**Instructions for the task**
Gather all lines with "NSNN" from the records.

(A block of data)
>>

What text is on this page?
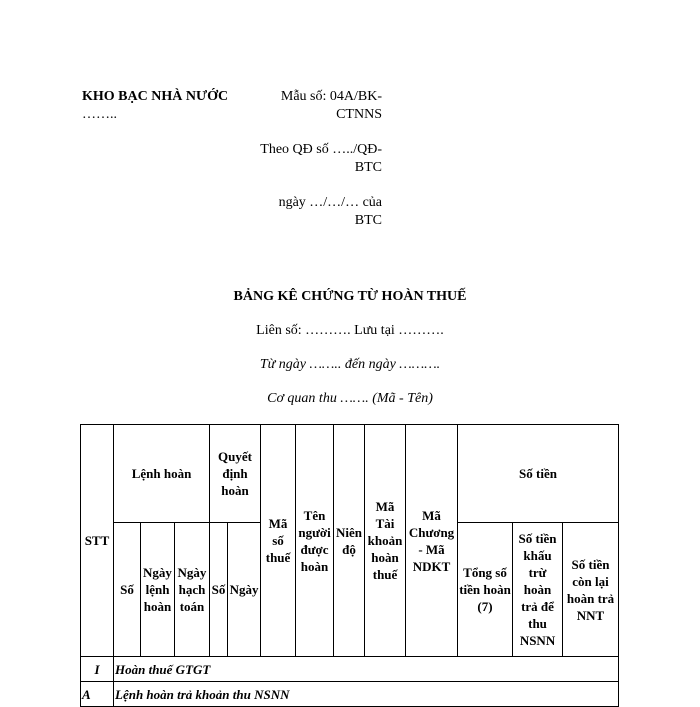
KHO BẠC NHÀ NƯỚC
……..
Mẫu số: 04A/BK-
CTNNS
Theo QĐ số …../QĐ-
BTC
ngày …/…/… của
BTC
BẢNG KÊ CHỨNG TỪ HOÀN THUẾ
Liên số: ………. Lưu tại ……….
Từ ngày …….. đến ngày ……….
Cơ quan thu ……. (Mã - Tên)
STT	Lệnh hoàn			Quyết định hoàn		Mã số thuế	Tên người được hoàn	Niên độ	Mã Tài khoản hoàn thuế	Mã Chương - Mã NDKT	Số tiền		
	Số	Ngày lệnh hoàn	Ngày hạch toán	Số	Ngày						Tổng số tiền hoàn (7)	Số tiền khấu trừ hoàn trả để thu NSNN	Số tiền còn lại hoàn trả NNT
I	Hoàn thuế GTGT												
A	Lệnh hoàn trả khoản thu NSNN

<<

**Response**
	Số	Ngày lệnh hoàn	Ngày hạch toán	Số	Ngày						Tổng số tiền hoàn (7)	Số tiền khấu trừ hoàn trả để thu NSNN	Số tiền còn lại hoàn trả NNT
A	Lệnh hoàn trả khoản thu NSNN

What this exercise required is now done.